↓
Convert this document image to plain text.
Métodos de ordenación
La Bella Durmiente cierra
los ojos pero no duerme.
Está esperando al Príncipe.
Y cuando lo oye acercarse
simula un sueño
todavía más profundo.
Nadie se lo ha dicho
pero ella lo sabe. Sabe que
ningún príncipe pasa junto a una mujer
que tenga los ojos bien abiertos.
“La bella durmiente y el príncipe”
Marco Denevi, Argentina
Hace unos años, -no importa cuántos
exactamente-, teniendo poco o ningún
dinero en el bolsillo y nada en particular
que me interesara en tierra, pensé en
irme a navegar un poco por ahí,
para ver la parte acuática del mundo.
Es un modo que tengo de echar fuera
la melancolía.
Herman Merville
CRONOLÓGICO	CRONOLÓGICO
↑
↓
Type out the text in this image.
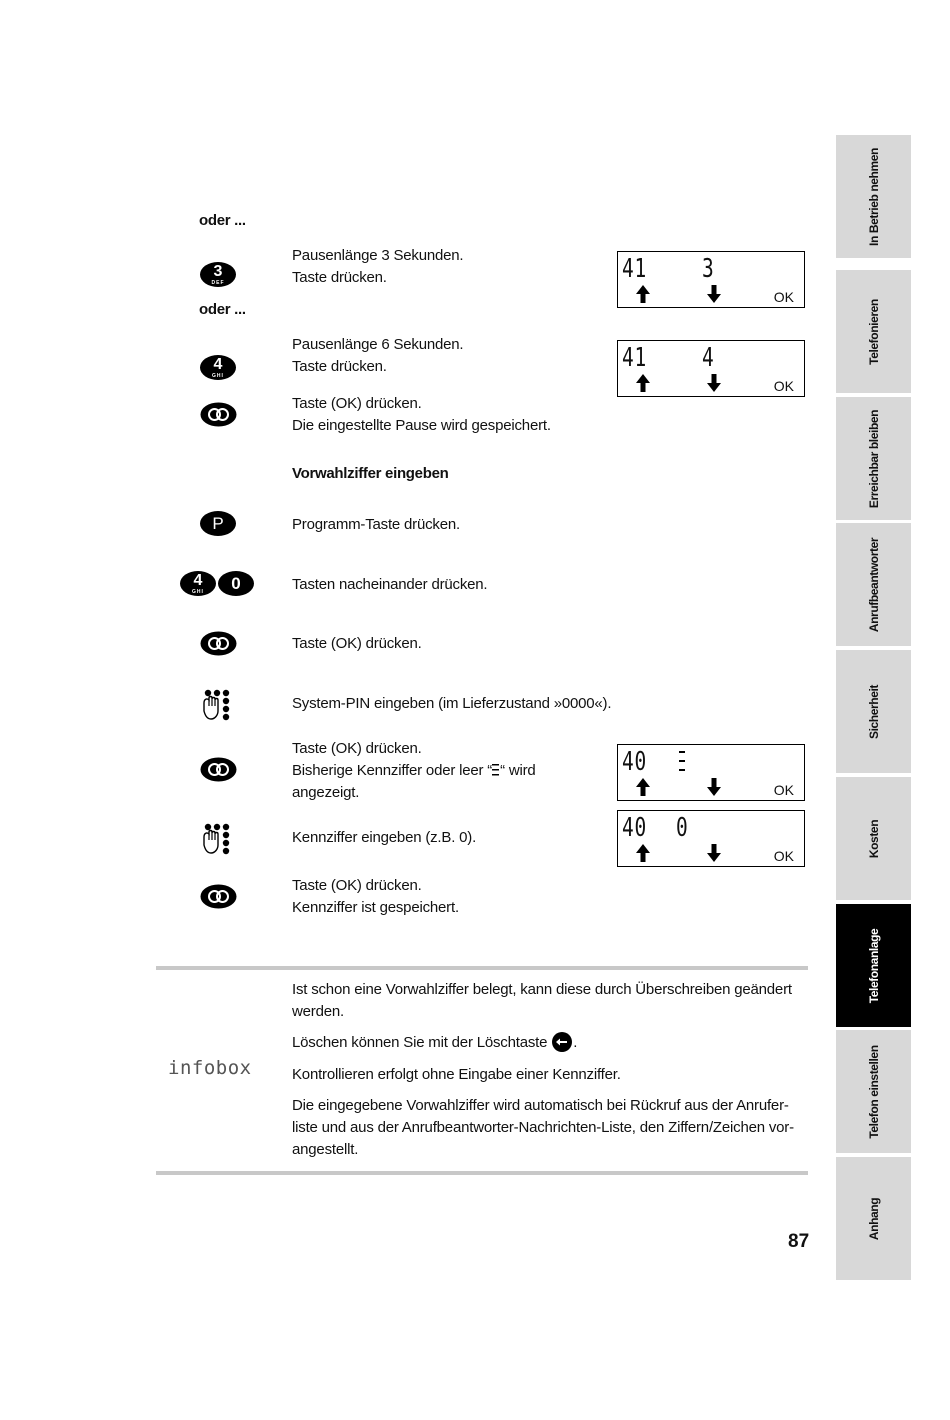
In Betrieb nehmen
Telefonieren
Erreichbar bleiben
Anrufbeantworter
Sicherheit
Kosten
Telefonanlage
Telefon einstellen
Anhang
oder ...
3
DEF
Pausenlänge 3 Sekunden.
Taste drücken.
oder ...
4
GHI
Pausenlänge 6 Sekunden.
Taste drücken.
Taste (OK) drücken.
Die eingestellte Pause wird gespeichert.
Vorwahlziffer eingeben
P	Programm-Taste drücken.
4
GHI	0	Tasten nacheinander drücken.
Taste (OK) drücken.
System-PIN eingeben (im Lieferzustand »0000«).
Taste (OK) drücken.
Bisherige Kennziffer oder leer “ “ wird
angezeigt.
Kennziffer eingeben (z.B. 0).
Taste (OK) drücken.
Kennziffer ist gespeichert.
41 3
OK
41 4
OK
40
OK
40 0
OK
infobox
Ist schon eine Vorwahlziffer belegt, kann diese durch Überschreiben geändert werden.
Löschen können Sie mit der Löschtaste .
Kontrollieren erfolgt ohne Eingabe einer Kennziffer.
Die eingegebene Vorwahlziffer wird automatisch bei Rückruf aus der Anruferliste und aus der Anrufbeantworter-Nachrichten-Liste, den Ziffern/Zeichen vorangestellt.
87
↑
↓
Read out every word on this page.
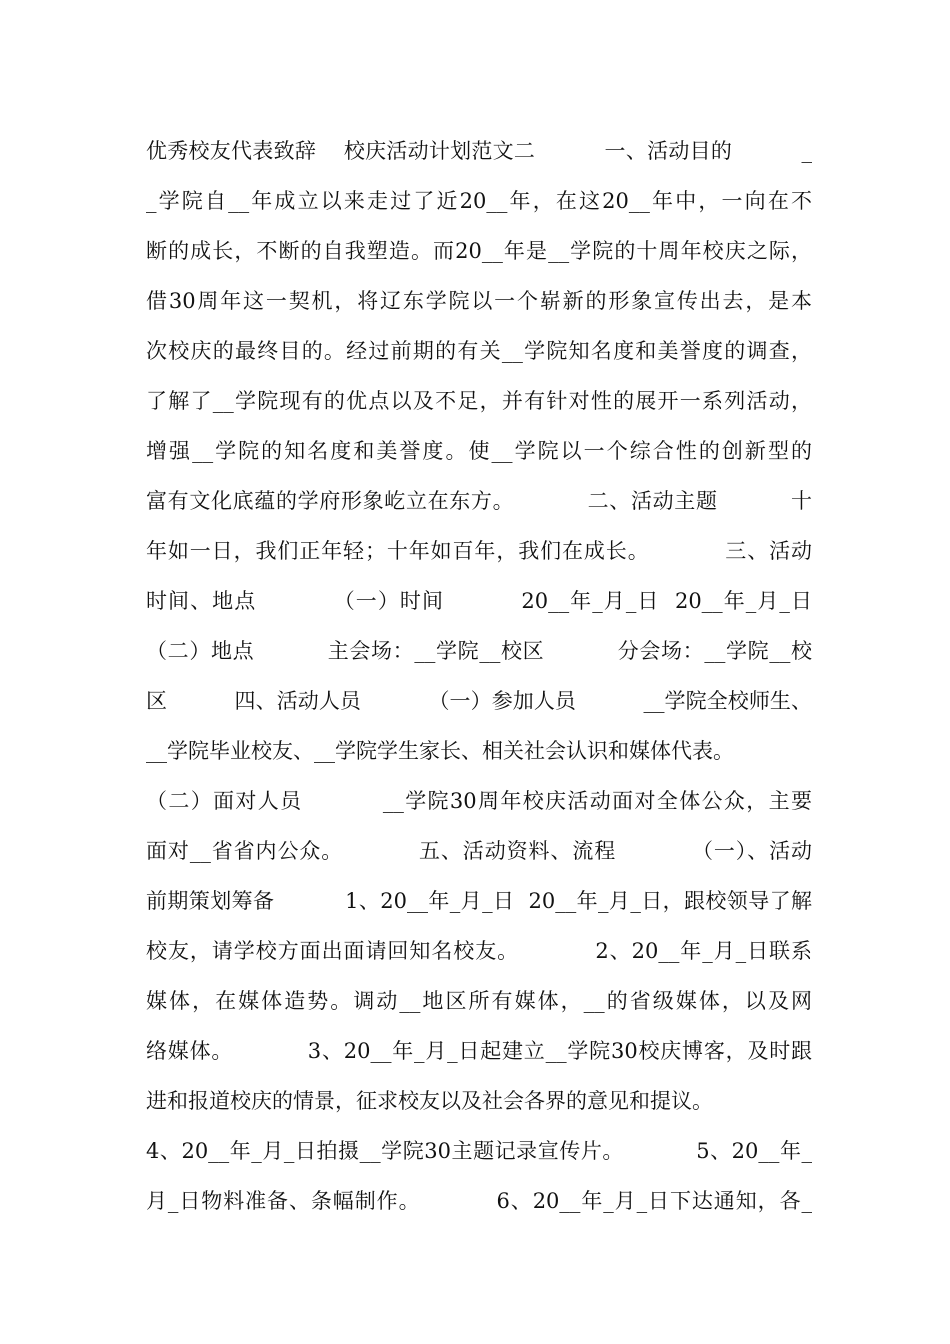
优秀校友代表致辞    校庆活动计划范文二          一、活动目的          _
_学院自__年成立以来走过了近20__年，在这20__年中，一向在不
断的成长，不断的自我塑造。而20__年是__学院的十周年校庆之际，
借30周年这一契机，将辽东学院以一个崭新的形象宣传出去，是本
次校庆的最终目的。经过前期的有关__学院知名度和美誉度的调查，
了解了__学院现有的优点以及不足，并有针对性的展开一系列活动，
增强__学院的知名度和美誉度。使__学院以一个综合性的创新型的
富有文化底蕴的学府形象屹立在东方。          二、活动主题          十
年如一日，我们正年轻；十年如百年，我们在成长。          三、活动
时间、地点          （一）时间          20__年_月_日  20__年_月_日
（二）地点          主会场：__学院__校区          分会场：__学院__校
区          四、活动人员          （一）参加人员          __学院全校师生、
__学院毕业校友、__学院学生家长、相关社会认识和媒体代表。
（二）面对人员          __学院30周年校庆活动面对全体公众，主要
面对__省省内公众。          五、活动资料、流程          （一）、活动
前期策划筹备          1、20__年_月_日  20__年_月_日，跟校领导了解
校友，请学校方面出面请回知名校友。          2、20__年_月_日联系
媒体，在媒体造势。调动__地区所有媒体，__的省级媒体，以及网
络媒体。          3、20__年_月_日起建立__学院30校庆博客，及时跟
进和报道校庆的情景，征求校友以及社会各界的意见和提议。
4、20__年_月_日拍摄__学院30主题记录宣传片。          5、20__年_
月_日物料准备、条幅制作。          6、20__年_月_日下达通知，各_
↑
**EXERCISE PROMPT:**
Find the word "pero" in the material, then list each line that holds it.

**SOLUTION TO THIS PROBLEM:**
los ojos pero no duerme.
pero ella lo sabe. Sabe que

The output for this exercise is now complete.